- [TEXT EXCERPT]:
★ ★ ★ ★ ★ ★ ★
But people also have a right to disagree with, condemn, refute, and sometimes even disrupt messages they find repugnant.
What people don’t have is a right to kill people simply for expressing ideas they disapprove.
“If there be time to expose through discussion the falsehood and fallacies, to avert the evil by the process of education, the remedy to be applied is more speech, not enforced silence.”
– Justice Louis D. Brandeis
(1856-1941) U.S. Supreme Court Justice
“…then, in reality, we have no freedom.” This is probably closest to the truth of the matter; we are not free, we do not want to be free.
“In fact, people DO have a right to be racist.” How? Instead of simply repeating your assertion; how do people have the ‘right’ to hold racial supremacist ideology? What is the ground of this ‘right’?
“But people also have the right to disagree with…messages they find repugnant.” Some pretty cold comfort when you live in a racist society that maliciously ridicules your faith/race in vociferously defended racist newspapers/comics, organizes popularly against you, and passes discriminatory laws. But at least I can…disagree.
“What people dont have is a right to kill people…expressing ideas they disapprove.” You had better tell that to the US government, CIA, and POTUS Obama, who do it regularly, from the sky, with robots.
★ ★ ★ ★ ★ ★ ★
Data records
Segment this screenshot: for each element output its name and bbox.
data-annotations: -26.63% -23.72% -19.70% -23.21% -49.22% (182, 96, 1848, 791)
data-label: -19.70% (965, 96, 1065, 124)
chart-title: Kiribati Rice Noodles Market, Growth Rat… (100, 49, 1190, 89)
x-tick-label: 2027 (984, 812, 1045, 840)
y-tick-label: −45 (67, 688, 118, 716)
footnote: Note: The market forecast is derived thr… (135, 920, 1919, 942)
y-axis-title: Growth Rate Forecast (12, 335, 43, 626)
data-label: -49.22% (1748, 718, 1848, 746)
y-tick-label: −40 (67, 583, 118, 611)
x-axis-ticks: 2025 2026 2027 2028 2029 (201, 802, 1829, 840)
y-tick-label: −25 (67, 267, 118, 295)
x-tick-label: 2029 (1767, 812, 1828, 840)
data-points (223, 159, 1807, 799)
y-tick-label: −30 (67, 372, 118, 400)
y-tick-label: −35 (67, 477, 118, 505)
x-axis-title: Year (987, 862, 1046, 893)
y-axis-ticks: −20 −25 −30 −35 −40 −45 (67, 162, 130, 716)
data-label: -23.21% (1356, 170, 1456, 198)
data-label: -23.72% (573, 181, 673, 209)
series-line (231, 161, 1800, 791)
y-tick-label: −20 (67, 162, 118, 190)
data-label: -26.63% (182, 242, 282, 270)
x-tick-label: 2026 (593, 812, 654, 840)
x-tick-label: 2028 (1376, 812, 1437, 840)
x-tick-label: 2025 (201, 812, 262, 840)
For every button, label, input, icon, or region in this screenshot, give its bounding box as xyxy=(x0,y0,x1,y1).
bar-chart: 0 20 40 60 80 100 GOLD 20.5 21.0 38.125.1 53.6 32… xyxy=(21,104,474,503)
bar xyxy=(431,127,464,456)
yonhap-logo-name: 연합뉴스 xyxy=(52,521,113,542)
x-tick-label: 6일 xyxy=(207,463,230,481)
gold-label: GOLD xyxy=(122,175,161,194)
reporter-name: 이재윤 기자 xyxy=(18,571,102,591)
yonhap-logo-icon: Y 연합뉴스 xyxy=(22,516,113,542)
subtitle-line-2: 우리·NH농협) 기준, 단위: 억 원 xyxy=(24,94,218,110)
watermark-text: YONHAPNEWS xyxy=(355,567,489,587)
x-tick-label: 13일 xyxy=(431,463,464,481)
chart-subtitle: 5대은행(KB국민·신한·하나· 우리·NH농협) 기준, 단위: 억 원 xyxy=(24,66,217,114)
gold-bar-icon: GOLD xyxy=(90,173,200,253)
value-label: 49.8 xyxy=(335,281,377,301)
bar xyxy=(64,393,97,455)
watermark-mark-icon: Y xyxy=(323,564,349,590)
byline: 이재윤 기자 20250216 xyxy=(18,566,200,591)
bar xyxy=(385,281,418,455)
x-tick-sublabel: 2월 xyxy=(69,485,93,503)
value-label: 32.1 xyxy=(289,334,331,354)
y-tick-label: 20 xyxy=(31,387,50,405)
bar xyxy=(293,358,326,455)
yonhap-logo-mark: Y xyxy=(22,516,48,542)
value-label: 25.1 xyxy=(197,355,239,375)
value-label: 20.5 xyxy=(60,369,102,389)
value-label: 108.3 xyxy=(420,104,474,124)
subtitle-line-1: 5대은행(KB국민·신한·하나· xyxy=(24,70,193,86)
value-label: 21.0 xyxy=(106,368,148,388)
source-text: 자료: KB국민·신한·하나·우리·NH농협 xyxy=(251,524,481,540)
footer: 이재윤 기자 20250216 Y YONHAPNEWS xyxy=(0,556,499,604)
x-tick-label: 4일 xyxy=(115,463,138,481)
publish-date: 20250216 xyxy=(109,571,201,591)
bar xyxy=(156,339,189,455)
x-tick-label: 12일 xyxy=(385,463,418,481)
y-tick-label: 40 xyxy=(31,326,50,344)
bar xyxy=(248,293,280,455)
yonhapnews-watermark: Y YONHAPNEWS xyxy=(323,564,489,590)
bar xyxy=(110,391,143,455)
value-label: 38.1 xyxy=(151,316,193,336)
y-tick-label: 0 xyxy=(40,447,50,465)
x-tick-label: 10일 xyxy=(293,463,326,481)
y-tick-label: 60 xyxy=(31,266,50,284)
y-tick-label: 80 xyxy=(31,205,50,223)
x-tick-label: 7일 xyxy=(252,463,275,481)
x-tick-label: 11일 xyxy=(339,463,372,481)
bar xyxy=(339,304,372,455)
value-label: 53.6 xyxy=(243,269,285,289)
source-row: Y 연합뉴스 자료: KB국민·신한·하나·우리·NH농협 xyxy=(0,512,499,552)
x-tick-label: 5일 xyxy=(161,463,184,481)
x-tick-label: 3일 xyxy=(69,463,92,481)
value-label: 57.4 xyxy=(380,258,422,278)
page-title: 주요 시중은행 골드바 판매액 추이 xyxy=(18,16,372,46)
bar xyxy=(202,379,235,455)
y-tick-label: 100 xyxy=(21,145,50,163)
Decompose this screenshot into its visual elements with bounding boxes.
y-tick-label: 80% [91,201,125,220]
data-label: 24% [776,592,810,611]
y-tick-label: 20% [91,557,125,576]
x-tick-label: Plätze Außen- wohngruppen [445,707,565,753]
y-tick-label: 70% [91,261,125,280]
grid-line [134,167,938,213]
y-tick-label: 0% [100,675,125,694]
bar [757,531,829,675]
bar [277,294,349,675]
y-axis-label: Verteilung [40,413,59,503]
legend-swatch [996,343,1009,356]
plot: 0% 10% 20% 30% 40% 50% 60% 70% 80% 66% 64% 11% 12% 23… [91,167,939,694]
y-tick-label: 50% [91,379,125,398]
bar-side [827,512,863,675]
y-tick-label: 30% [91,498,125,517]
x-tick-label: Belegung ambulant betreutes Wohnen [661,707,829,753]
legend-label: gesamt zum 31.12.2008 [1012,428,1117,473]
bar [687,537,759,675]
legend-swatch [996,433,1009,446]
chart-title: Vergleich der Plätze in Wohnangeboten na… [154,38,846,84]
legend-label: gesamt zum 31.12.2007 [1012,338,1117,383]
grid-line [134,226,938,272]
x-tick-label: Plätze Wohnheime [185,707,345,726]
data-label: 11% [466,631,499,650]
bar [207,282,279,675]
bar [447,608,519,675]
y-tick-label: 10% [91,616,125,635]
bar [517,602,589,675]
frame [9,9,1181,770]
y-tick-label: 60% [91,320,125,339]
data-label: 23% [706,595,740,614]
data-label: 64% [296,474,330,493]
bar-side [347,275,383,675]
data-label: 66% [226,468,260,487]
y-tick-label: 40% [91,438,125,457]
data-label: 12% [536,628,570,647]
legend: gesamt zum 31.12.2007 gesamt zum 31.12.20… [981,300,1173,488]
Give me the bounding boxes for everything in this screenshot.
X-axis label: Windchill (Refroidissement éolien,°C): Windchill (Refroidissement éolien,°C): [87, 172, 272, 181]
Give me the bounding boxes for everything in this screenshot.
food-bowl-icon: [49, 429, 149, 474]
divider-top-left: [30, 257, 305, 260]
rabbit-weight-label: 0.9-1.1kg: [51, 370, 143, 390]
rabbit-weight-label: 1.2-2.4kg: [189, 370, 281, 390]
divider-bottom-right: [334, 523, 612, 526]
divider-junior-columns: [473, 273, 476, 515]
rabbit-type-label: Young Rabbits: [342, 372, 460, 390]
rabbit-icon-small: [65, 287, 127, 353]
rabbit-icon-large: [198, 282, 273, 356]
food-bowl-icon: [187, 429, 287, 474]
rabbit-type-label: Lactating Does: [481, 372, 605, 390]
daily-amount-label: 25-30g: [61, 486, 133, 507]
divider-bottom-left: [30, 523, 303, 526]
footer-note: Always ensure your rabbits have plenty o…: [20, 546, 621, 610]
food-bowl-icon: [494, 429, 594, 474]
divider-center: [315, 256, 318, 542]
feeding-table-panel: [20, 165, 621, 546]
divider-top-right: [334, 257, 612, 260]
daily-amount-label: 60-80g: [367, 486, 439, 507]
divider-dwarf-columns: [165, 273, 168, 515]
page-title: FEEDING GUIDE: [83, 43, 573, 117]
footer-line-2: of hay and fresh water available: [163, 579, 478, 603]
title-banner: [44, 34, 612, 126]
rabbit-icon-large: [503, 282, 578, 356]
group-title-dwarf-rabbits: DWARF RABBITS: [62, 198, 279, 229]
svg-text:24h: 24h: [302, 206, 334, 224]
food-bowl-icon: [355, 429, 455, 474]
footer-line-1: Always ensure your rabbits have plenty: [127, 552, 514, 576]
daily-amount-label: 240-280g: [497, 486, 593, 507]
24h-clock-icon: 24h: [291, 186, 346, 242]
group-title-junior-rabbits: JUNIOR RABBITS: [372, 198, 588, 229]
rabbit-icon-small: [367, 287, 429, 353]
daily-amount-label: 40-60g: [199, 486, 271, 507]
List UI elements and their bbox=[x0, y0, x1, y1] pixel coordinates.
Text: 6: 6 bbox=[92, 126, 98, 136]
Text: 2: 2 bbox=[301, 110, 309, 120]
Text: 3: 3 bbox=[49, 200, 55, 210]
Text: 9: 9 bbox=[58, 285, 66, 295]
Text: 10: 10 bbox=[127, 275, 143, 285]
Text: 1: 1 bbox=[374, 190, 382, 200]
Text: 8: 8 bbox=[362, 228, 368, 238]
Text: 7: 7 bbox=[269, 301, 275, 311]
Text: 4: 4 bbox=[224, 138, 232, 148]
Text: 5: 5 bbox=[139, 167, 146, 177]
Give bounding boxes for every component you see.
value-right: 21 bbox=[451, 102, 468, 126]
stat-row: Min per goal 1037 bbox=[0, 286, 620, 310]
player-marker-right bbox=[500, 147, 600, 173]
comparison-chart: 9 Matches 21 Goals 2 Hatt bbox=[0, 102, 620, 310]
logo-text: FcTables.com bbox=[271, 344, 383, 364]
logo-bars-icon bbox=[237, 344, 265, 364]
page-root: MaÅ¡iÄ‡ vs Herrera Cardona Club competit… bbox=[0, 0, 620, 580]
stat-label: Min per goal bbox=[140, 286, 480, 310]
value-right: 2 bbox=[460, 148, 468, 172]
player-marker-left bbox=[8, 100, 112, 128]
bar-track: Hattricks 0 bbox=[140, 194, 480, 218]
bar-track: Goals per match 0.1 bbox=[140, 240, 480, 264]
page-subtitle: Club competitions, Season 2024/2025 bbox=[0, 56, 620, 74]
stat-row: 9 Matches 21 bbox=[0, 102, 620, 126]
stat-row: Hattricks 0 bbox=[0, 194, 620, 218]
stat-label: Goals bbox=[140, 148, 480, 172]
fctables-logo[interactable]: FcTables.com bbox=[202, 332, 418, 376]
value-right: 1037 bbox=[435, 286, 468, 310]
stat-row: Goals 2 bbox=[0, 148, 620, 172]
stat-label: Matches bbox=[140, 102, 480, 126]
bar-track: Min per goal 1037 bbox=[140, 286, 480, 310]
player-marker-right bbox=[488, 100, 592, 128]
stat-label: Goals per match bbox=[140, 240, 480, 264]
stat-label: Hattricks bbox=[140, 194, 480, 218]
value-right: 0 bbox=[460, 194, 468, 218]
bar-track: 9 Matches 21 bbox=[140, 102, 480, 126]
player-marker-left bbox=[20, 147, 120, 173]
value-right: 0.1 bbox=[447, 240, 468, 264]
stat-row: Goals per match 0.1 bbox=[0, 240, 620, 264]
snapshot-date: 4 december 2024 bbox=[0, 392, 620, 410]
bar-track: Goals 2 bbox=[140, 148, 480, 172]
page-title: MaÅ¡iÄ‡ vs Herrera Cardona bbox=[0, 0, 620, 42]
★ ★ ★ ★ ★ ★ ★
- [PROBLEMS AND TASKS]:
(a) Reproduce the stretch of the free-speech excerpt from "What people don’t" through "to be free.", word for word.
(b) Take the free-speech excerpt further, picking up after its final sentence.

- [LIST OF ANSWERS]:
(a)
What people don’t have is a right to kill people simply for expressing ideas they disapprove.
“If there be time to expose through discussion the falsehood and fallacies, to avert the evil by the process of education, the remedy to be applied is more speech, not enforced silence.”
– Justice Louis D. Brandeis
(1856-1941) U.S. Supreme Court Justice
“…then, in reality, we have no freedom.” This is probably closest to the truth of the matter; we are not free, we do not want to be free.

(b)
@ Thom
So if some ideas/beliefs/expressions are acceptable … and others are not … who, in your view, gets to decide?
What is deemed acceptable, normal, or even mainstream changes dramatically over time. That’s why I believe we should strive to allow the utmost freedom of speech, thought, expression possible … which is *not* the same thing as tolerating actions that may emanate from that speech.
In other words … what I’m saying is that I believe people should have a right to have (and express) opinions that are racist, sexist, homophobic, whatever … but should not, necessarily, have a right to follow through (with actions) on those beliefs.
““In fact, people DO have a right to be racist.”
People don’t have a right to be racist. They either are or aren’t.
People do, however, have a right to be free of legal persecution for being racist. People don’t have a right to be free of legal persecution for doing racist things which infringe on others.
The humanism hashtag is killing me.
Thom,
Legal right to hold racist thoughts in France is a fact.
I am curious if there are other people out there that agree with the statement: “The right to think our thoughts does not exist”.
We are all at various distances from the truth. It is a journey from babe to wise man. Are you saying we don’t have the right to be working our way toward wisdom? Maybe you already there. How did you get there? I don’t see how silencing one side of a debate helps us on our journey to gain wisdom…
As for the Streisand Effect, maybe they know. Maybe they’re counting on it. Maybe they want these images everywhere. Maybe they want to backlash. Maybe that’s all part of the plan. Maybe they want the French to crack down on Muslims so that more of them go radical. Maybe they want more people drawing photos of Mohammed with a dick for a nose. Maybe that’s the plan.
The Times of India is reporting that new issue of Charlie will be coming out on Wednesday.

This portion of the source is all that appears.